__Çıkarılan metin__
'İzlekler'de bu hafta: "Babaya yolculuğun romanı"
Beril Erbil'in 'İzlekler' ismi ile hazırladığı haftalık Kitap Sayfası yine dopdolu içeriği ile İz Gazete okuyucuları ile buluştu.

Öykülerini de severek okuduğumuz şair Gültekin Emre’nin ilk romanı Sanki Babamın Romanı, Alakarga Sanat Yayınları tarafından geçtiğimiz Eylül ayında yayımlandı.
Gültekin Emre, 1980 yılından beri Almanya’da yaşayan, anadili ve gündelik hayatının dili farklı olan ve anadilinde ve sanatında dil ile oynamayı seven bir edebiyatçı. Şairliğinin verdiği imgesel bakış ile de romanı dümdüz bir kurgu değil, dil ile oynadığı, imgeler ile yüklü, gerçek ve hayalin iç içe geçtiği, otobiyografik yansımalar taşıyan bir ilk roman.

__Verilen kayıtlar__
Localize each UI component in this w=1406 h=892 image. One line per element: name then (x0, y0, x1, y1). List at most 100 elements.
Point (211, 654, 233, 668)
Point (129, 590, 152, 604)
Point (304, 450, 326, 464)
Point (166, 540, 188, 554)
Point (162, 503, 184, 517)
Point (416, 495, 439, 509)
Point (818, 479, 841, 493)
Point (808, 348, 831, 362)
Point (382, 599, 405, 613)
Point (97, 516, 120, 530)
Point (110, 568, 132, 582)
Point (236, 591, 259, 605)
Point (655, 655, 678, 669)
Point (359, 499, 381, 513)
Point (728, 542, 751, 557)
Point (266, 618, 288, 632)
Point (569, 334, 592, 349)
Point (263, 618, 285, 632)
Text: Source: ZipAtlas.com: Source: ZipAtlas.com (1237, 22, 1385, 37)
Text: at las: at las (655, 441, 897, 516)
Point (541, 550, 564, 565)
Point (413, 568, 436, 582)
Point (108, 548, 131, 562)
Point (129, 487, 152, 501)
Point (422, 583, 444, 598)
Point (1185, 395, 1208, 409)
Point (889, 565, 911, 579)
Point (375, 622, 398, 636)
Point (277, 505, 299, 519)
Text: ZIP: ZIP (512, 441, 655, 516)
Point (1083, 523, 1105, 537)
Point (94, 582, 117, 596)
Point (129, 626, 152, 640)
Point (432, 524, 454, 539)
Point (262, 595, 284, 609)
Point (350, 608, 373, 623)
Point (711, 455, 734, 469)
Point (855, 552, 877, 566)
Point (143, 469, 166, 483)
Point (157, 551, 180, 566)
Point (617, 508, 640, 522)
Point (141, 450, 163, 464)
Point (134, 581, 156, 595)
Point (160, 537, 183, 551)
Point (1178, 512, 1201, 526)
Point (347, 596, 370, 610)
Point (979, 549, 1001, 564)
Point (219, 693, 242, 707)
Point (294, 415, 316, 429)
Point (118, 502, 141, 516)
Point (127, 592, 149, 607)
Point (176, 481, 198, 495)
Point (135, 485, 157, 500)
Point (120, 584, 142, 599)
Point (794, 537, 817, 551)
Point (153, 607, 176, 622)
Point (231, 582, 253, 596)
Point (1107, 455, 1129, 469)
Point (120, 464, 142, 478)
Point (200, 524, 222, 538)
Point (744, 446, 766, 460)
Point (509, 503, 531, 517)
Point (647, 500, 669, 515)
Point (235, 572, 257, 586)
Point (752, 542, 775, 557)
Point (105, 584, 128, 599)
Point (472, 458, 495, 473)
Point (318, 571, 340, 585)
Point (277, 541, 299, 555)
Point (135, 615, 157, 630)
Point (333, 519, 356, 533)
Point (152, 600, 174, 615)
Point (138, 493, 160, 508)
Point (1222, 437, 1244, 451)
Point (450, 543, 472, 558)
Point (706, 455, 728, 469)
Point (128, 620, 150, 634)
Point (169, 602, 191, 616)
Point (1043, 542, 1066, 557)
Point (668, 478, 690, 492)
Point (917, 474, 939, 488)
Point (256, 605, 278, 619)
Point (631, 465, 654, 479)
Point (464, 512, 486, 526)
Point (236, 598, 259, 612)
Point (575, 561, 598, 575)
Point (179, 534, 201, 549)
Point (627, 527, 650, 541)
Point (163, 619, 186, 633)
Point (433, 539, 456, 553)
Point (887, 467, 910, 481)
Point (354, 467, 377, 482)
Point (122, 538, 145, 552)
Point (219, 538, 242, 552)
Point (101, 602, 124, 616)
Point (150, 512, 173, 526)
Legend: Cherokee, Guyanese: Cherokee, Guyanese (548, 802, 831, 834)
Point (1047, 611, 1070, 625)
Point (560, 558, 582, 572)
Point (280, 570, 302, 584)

__Yapılacaklar__
(1) Gültekin Emre'nin romanını tanıtan yazıyla şu ifadelerin her biri uyuşuyor mu: (a) Roman Alakarga Sanat Yayınları tarafından yayımlandı. (b) Gültekin Emre 1990 yılından beri Almanya'da yaşıyor. (c) Roman dümdüz bir kurgudur. Her birine evet ya da hayır deyin ve kararı belirleyen sözleri yazıdan tırnak içinde aynen aktarın.
(2) Gültekin Emre'nin romanını tanıtan yazıya göre Beril Erbil'in hazırladığı haftalık Kitap Sayfası'nın adı nedir?
(3) Gültekin Emre'nin romanını tanıtan yazıyı son cümleden sonra sürdürün.
Kayıtlar başka bir kaynaktan alınmıştır.

__Görev yanıtları__
(1)
(a) Evet: "Alakarga Sanat Yayınları tarafından geçtiğimiz Eylül ayında yayımlandı"
(b) Hayır: "1980 yılından beri Almanya’da yaşayan"
(c) Hayır: "romanı dümdüz bir kurgu değil"

(2) İzlekler

(3)
SAYFANIN TAMAMINA ULAŞMAK İÇİN TIKLAYINIZ
Yazar, Edebiyat Haber’de yayımlanan röportajında Ümit Yıldırım’ın romandaki otobiyografik unsurlarına ilişkin sorusuna verdiği yanıtta kitabın ana konusunu ve temel unsurlarını çok net özetlemiş:
“Babamı üç buçuk yaşımda kaybettim; babasız büyümenin acısıyla yoğruldum. Ağabeyim babam yerine geçti. Babasızlığımı duyumsatmamaya çalışsa da, babamın öldüğünü ben biliyordum. Babalarıyla el ele yürüyen çocuklara hep imrendim. Babamın kitapçı olmasından hep gurur duydum. Köy köy dolaşıp okuma seferberliğine katkıda bulunmaya çalışan bir babanın evladıydım. Babam, kitap satmaya gittiği köylerin beklediği biriydi. Köy odalarında kitap okuyan bir adamın çocuğuydum. İçimde, babamı hep gezdirdim. Ben nereye gittiysem, babam da benimle geldi. Onun yaşamını, hikâyesini hep kurguladım günün birinde yazmayı düşünerek. Floransa’daki bir etkinliğe katıldığım gerçek. Dönüşte pervaneli uçağın bir pervanesinin bozulması da gerçek, Pisa’ya inip uçak değiştirerek Zürih havaalanına inişimiz de. Uçakta, mistik İtalyan şairi Mario Luzi’nin Simone Martini’nin Dünyevi ve Semavi Yolculuğu’ndaki şiirleri bana yol gösterdi. Geçmişe yolculuğu içeren şiirler benim babama yolculuğuma eşlik etti. Babasızlığımı yenmek için babamı aramaya çıktım. Yazarak içimdeki acıyı, sızıyı dindirmeye çalıştım. İlkokul üçüncü sınıfa kadar yaşadığım köy ortamı için, babama odaklanarak, onun hakkında anlatılanları derleyip toparlayarak yeni bir dil ve öykü oluşturmaya çalıştım.”
ROMANIN KONUSU
Altı bölümden oluşan roman bir uçak yolculuğuyla açılıyor. Başta her şey yolundayken uçağın arızalanmasıyla birlikte yolculara yerleşen korkuyu bir adamın zihninden izlemeye başlıyoruz. Roman adamın zihninde ilerlerken geçmiş, anılar ve şimdiki zaman birbiri içinde harmanlanıyor. Bize hikâyeyi aktaran anlatıcı ise adamın zihninin tüm kıvrımlarına ve tüm çağrışımlarına hâkim.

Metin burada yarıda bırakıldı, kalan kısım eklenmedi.